Transcribe the listing below word for word.

------------------------------------

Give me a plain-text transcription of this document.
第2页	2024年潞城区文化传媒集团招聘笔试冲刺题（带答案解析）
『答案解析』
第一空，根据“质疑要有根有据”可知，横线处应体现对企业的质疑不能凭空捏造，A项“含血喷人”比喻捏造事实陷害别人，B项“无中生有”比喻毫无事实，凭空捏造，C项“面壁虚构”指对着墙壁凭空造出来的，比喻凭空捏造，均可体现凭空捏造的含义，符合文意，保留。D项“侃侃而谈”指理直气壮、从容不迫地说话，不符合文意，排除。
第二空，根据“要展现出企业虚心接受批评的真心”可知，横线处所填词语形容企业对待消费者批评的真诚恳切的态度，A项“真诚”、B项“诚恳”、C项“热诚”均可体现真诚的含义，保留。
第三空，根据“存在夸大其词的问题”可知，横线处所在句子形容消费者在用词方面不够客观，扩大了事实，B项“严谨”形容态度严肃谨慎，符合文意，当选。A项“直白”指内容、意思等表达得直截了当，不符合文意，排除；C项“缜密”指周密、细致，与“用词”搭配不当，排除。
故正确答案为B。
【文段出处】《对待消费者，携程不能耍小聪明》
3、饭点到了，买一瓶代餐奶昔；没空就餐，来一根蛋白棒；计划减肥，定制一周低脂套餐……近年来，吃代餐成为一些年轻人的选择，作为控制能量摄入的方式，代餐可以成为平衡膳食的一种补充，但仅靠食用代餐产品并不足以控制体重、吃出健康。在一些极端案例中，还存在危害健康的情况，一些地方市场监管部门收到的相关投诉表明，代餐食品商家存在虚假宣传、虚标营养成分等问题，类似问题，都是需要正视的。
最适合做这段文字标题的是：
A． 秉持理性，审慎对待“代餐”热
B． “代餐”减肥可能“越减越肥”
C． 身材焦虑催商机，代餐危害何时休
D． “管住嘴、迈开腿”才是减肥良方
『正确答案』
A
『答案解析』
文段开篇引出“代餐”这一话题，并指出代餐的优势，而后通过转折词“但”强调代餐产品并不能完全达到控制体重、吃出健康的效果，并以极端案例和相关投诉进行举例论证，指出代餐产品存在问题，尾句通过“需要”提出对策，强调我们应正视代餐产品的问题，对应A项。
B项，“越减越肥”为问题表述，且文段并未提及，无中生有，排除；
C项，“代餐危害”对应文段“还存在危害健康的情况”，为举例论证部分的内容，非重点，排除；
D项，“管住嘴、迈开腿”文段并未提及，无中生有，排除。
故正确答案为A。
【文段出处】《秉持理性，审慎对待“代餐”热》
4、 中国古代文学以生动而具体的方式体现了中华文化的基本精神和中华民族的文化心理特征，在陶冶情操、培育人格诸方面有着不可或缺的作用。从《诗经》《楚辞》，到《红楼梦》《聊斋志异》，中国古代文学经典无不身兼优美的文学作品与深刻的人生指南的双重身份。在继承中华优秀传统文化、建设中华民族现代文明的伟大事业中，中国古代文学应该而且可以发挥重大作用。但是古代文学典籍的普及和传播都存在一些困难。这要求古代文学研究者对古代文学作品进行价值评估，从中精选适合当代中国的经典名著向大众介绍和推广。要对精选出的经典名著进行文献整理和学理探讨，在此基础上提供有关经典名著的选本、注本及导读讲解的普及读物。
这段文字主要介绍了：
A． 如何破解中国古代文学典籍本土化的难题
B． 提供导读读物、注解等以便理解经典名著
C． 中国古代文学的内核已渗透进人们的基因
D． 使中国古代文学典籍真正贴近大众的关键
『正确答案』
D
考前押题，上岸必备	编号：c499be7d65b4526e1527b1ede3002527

------------------------------------

### The result
Give me a plain-text transcription of this document.
第2页	2024年潞城区文化传媒集团招聘笔试冲刺题（带答案解析）
『答案解析』
第一空，根据“质疑要有根有据”可知，横线处应体现对企业的质疑不能凭空捏造，A项“含血喷人”比喻捏造事实陷害别人，B项“无中生有”比喻毫无事实，凭空捏造，C项“面壁虚构”指对着墙壁凭空造出来的，比喻凭空捏造，均可体现凭空捏造的含义，符合文意，保留。D项“侃侃而谈”指理直气壮、从容不迫地说话，不符合文意，排除。
第二空，根据“要展现出企业虚心接受批评的真心”可知，横线处所填词语形容企业对待消费者批评的真诚恳切的态度，A项“真诚”、B项“诚恳”、C项“热诚”均可体现真诚的含义，保留。
第三空，根据“存在夸大其词的问题”可知，横线处所在句子形容消费者在用词方面不够客观，扩大了事实，B项“严谨”形容态度严肃谨慎，符合文意，当选。A项“直白”指内容、意思等表达得直截了当，不符合文意，排除；C项“缜密”指周密、细致，与“用词”搭配不当，排除。
故正确答案为B。
【文段出处】《对待消费者，携程不能耍小聪明》
3、饭点到了，买一瓶代餐奶昔；没空就餐，来一根蛋白棒；计划减肥，定制一周低脂套餐……近年来，吃代餐成为一些年轻人的选择，作为控制能量摄入的方式，代餐可以成为平衡膳食的一种补充，但仅靠食用代餐产品并不足以控制体重、吃出健康。在一些极端案例中，还存在危害健康的情况，一些地方市场监管部门收到的相关投诉表明，代餐食品商家存在虚假宣传、虚标营养成分等问题，类似问题，都是需要正视的。
最适合做这段文字标题的是：
A． 秉持理性，审慎对待“代餐”热
B． “代餐”减肥可能“越减越肥”
C． 身材焦虑催商机，代餐危害何时休
D． “管住嘴、迈开腿”才是减肥良方
『正确答案』
A
『答案解析』
文段开篇引出“代餐”这一话题，并指出代餐的优势，而后通过转折词“但”强调代餐产品并不能完全达到控制体重、吃出健康的效果，并以极端案例和相关投诉进行举例论证，指出代餐产品存在问题，尾句通过“需要”提出对策，强调我们应正视代餐产品的问题，对应A项。
B项，“越减越肥”为问题表述，且文段并未提及，无中生有，排除；
C项，“代餐危害”对应文段“还存在危害健康的情况”，为举例论证部分的内容，非重点，排除；
D项，“管住嘴、迈开腿”文段并未提及，无中生有，排除。
故正确答案为A。
【文段出处】《秉持理性，审慎对待“代餐”热》
4、 中国古代文学以生动而具体的方式体现了中华文化的基本精神和中华民族的文化心理特征，在陶冶情操、培育人格诸方面有着不可或缺的作用。从《诗经》《楚辞》，到《红楼梦》《聊斋志异》，中国古代文学经典无不身兼优美的文学作品与深刻的人生指南的双重身份。在继承中华优秀传统文化、建设中华民族现代文明的伟大事业中，中国古代文学应该而且可以发挥重大作用。但是古代文学典籍的普及和传播都存在一些困难。这要求古代文学研究者对古代文学作品进行价值评估，从中精选适合当代中国的经典名著向大众介绍和推广。要对精选出的经典名著进行文献整理和学理探讨，在此基础上提供有关经典名著的选本、注本及导读讲解的普及读物。
这段文字主要介绍了：
A． 如何破解中国古代文学典籍本土化的难题
B． 提供导读读物、注解等以便理解经典名著
C． 中国古代文学的内核已渗透进人们的基因
D． 使中国古代文学典籍真正贴近大众的关键
『正确答案』
D
考前押题，上岸必备	编号：c499be7d65b4526e1527b1ede3002527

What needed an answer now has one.